Task input
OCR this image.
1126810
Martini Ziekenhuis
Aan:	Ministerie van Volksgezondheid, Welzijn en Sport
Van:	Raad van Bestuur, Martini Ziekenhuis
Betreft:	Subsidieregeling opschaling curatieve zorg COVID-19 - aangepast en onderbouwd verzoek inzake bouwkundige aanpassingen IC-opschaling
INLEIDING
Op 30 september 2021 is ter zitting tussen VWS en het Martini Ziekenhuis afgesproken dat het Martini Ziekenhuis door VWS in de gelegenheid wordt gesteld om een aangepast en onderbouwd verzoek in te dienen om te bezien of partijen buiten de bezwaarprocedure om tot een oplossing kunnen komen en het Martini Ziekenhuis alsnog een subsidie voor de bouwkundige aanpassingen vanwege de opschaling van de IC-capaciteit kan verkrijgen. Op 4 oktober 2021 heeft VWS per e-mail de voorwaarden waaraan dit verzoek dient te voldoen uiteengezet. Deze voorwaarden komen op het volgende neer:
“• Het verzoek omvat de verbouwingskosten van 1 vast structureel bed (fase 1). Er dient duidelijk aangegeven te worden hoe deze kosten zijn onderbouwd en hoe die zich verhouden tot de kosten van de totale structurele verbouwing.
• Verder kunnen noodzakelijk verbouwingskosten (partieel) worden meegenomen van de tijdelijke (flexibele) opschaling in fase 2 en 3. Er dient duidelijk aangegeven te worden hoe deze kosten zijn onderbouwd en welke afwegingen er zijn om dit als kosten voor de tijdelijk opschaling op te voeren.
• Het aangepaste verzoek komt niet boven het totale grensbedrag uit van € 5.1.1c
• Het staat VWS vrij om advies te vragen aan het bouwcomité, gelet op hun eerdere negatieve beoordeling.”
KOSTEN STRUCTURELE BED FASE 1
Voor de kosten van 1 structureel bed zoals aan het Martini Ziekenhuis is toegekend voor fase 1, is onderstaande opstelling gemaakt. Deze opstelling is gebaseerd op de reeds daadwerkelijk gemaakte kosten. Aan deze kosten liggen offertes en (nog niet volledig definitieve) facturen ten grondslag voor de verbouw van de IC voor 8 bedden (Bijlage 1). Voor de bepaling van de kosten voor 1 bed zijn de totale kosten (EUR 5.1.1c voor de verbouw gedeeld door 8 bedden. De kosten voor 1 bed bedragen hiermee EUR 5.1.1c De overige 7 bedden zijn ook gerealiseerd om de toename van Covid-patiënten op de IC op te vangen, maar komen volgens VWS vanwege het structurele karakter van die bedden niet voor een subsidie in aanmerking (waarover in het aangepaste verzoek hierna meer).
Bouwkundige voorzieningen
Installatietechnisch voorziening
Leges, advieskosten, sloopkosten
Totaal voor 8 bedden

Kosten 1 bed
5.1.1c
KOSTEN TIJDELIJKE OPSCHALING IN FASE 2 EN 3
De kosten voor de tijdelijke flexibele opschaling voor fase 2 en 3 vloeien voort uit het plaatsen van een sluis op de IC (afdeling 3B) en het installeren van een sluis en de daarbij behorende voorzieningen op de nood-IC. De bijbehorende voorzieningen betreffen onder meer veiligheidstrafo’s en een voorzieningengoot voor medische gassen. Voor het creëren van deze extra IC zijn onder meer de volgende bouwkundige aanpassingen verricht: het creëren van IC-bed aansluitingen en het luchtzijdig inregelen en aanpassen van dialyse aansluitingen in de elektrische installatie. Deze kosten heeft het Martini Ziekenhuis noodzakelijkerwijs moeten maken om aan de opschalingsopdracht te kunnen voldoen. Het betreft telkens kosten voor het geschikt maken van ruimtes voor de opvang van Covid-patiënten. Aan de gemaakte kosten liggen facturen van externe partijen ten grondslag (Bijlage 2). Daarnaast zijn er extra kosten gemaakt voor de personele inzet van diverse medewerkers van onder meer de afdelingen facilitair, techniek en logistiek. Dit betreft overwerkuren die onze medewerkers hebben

Aim of the exercise
Of the records above, copy each line that includes "duidelijk".

Your solution
“• Het verzoek omvat de verbouwingskosten van 1 vast structureel bed (fase 1). Er dient duidelijk aangegeven te worden hoe deze kosten zijn onderbouwd en hoe die zich verhouden tot de kosten van de totale structurele verbouwing.
• Verder kunnen noodzakelijk verbouwingskosten (partieel) worden meegenomen van de tijdelijke (flexibele) opschaling in fase 2 en 3. Er dient duidelijk aangegeven te worden hoe deze kosten zijn onderbouwd en welke afwegingen er zijn om dit als kosten voor de tijdelijk opschaling op te voeren.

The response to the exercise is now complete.